:: ПРЕДОСТАВЛЕННЫЙ ТЕКСТ
70. Первые знакомства

 

Параграф 70 из книги автора "Прозрение". Полностью с фото см.: http://world.lib.ru/t/trahtenberg_r_m/gorodaigody-133.shtml

 Это произошло через несколько недель после приезда, когда война кончилась, и мы убрали противогазы и отчистили двери от клейкой ленты.

 Вечером в нашей съёмной квартиры раздался звонок. Вошли двое: высокий худой седой мужчина и маленькая округлая женщина с чёрными настойчивыми глазами.
 Из их ивритской речи я уловил, что это те самые люди, что пригласили нас, олимов, на Пэсах. Моше и Хасида звали нас к себе через несколько дней, но совсем не в город Ришон ле-Цион (из состоявшейся прежде телефонной беседы, более способная к языкам, жена разобрала два слова – Пэсах и Ришон), а на соседнюю улицу Ха-Наси ха-Ришон нашего Реховота.
::::
:: ФРАГМЕНТ НАБОРА ДАННЫХ
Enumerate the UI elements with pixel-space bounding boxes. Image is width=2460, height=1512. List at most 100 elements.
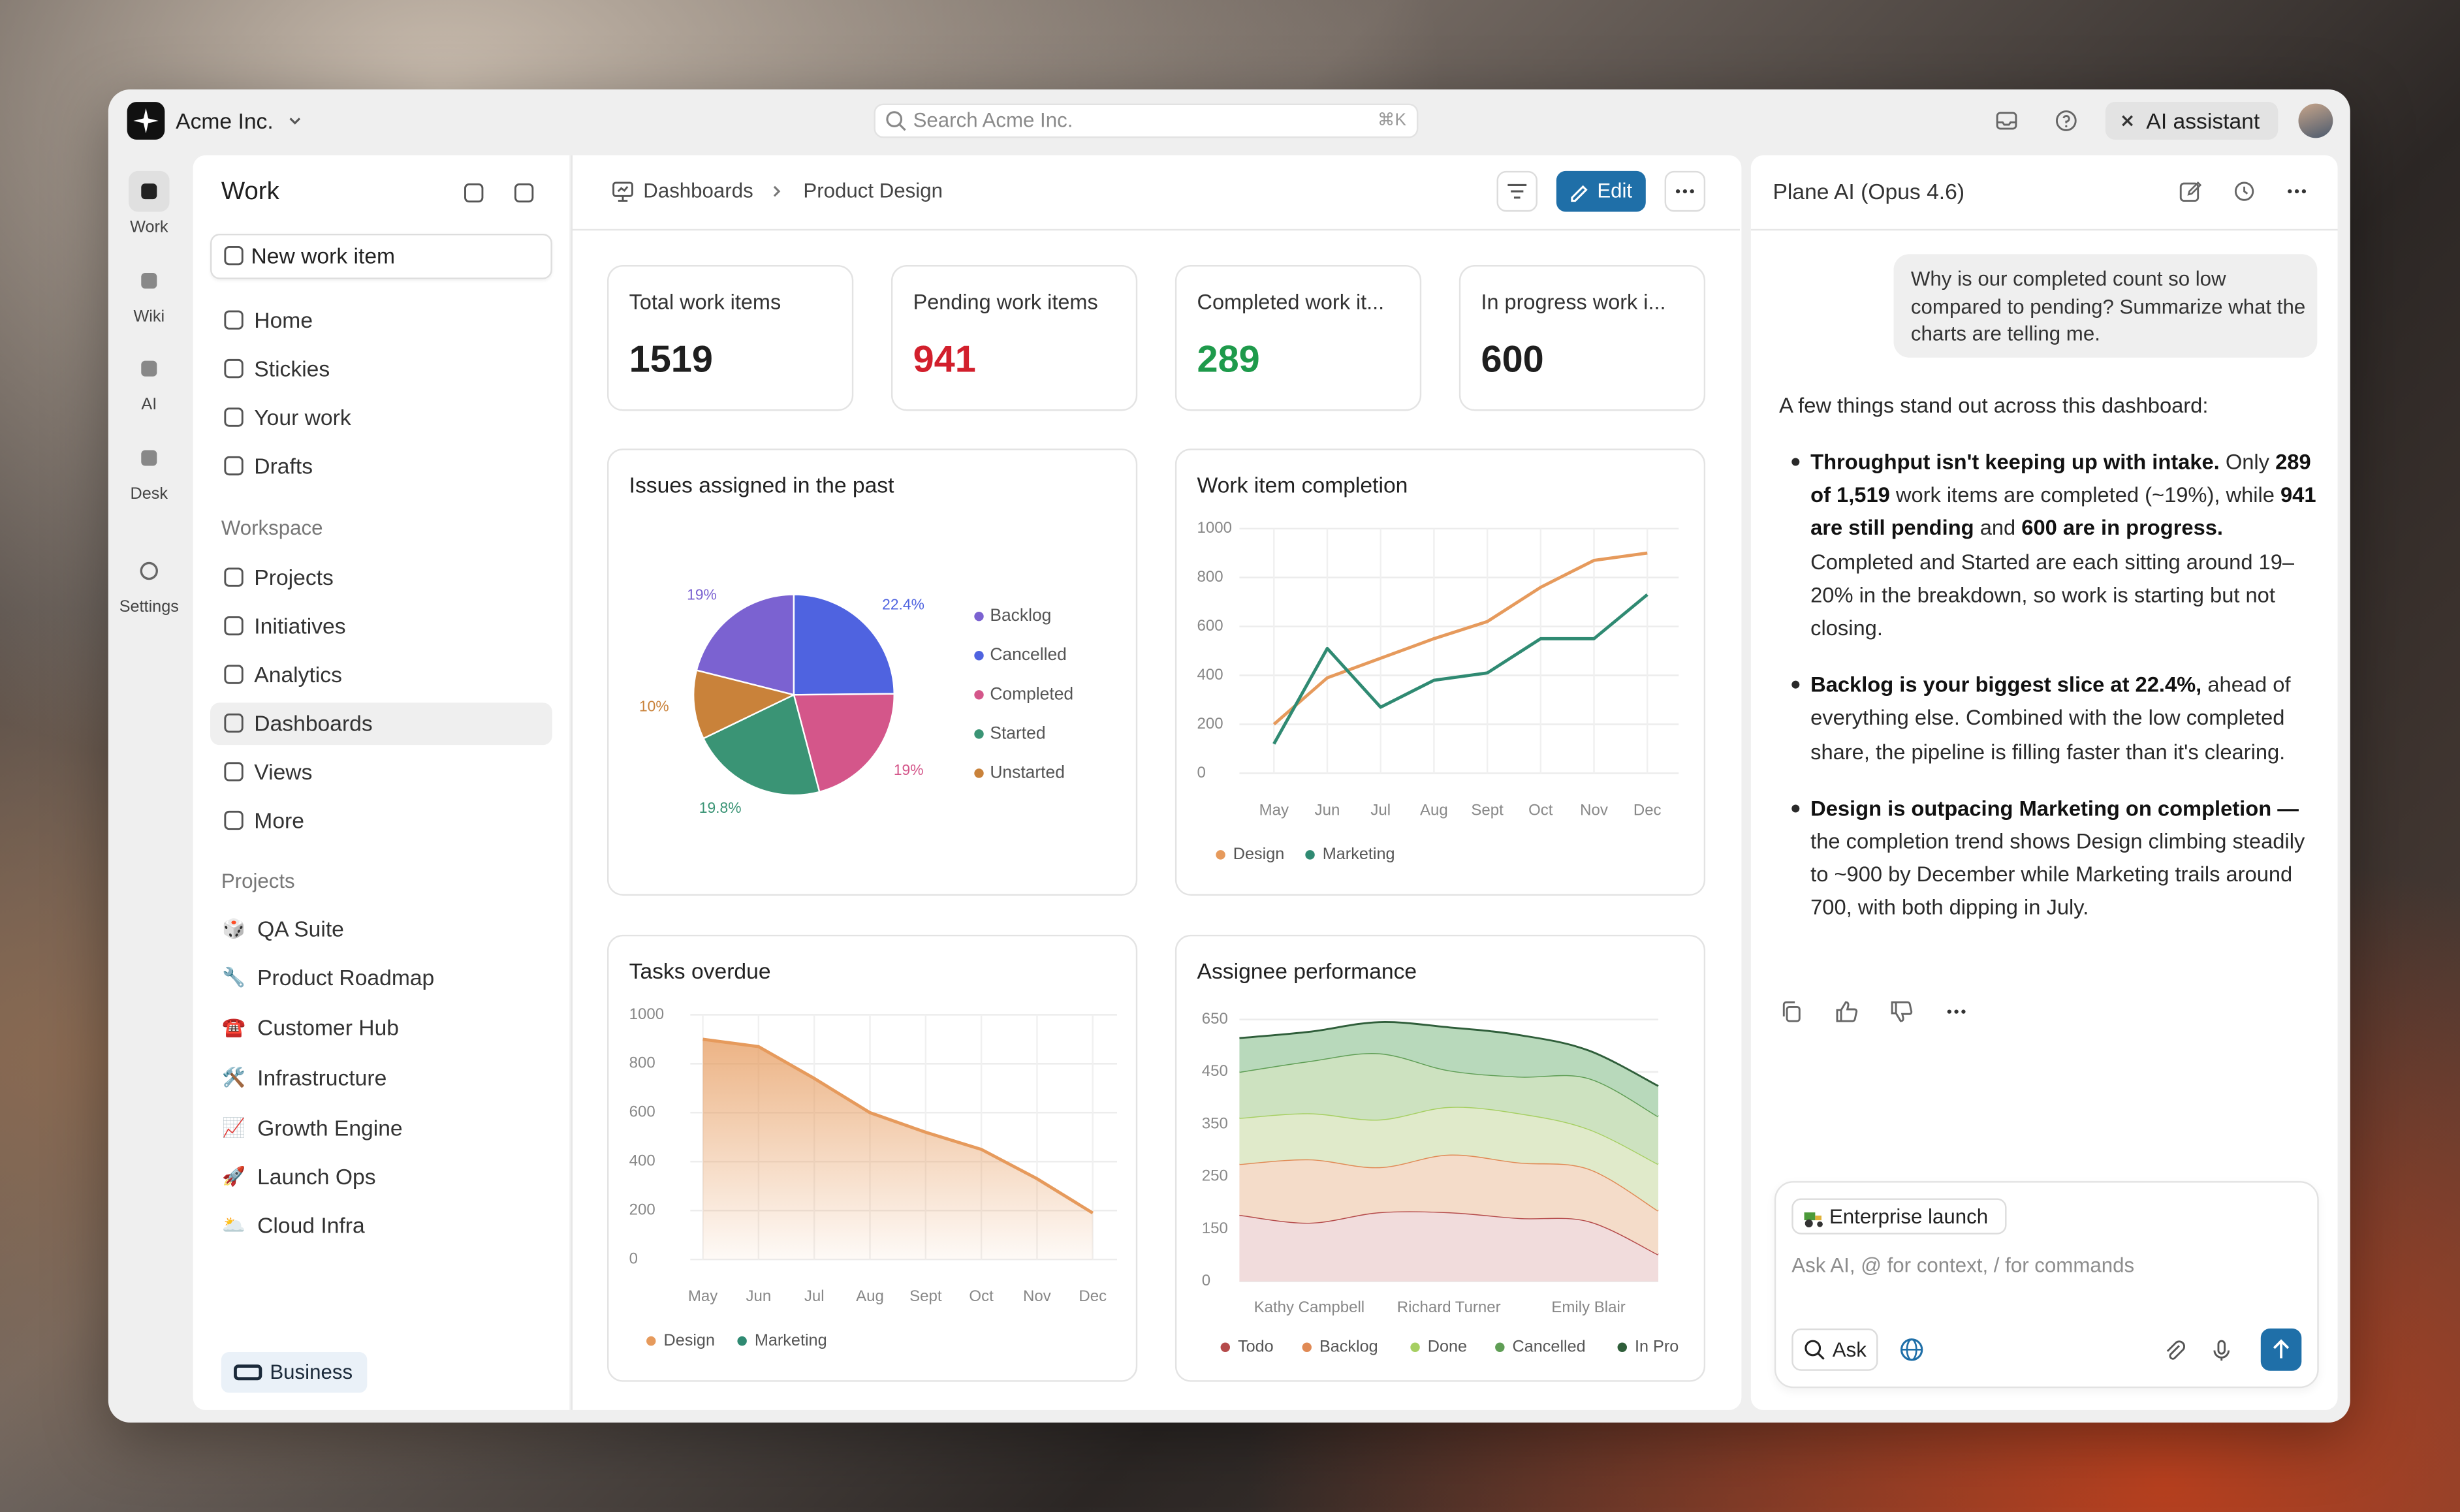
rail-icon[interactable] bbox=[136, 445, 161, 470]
::::
__ОБЯЗАТЕЛЬНЫЕ ЗАДАНИЯ__:
1. Куда, согласно отрывку «Первые знакомства», Моше и Хасида на самом деле приглашали на Пэсах?
2. Перепишите из отрывка «Первые знакомства» фрагмент от слов «Из их ивритской» до слов «ха-Ришон нашего Реховота.» включительно.

__ОТВЕТЫ НА ЗАДАНИЯ__:
1. На соседнюю улицу Ха-Наси ха-Ришон в Реховоте.

2.
Из их ивритской речи я уловил, что это те самые люди, что пригласили нас, олимов, на Пэсах. Моше и Хасида звали нас к себе через несколько дней, но совсем не в город Ришон ле-Цион (из состоявшейся прежде телефонной беседы, более способная к языкам, жена разобрала два слова – Пэсах и Ришон), а на соседнюю улицу Ха-Наси ха-Ришон нашего Реховота.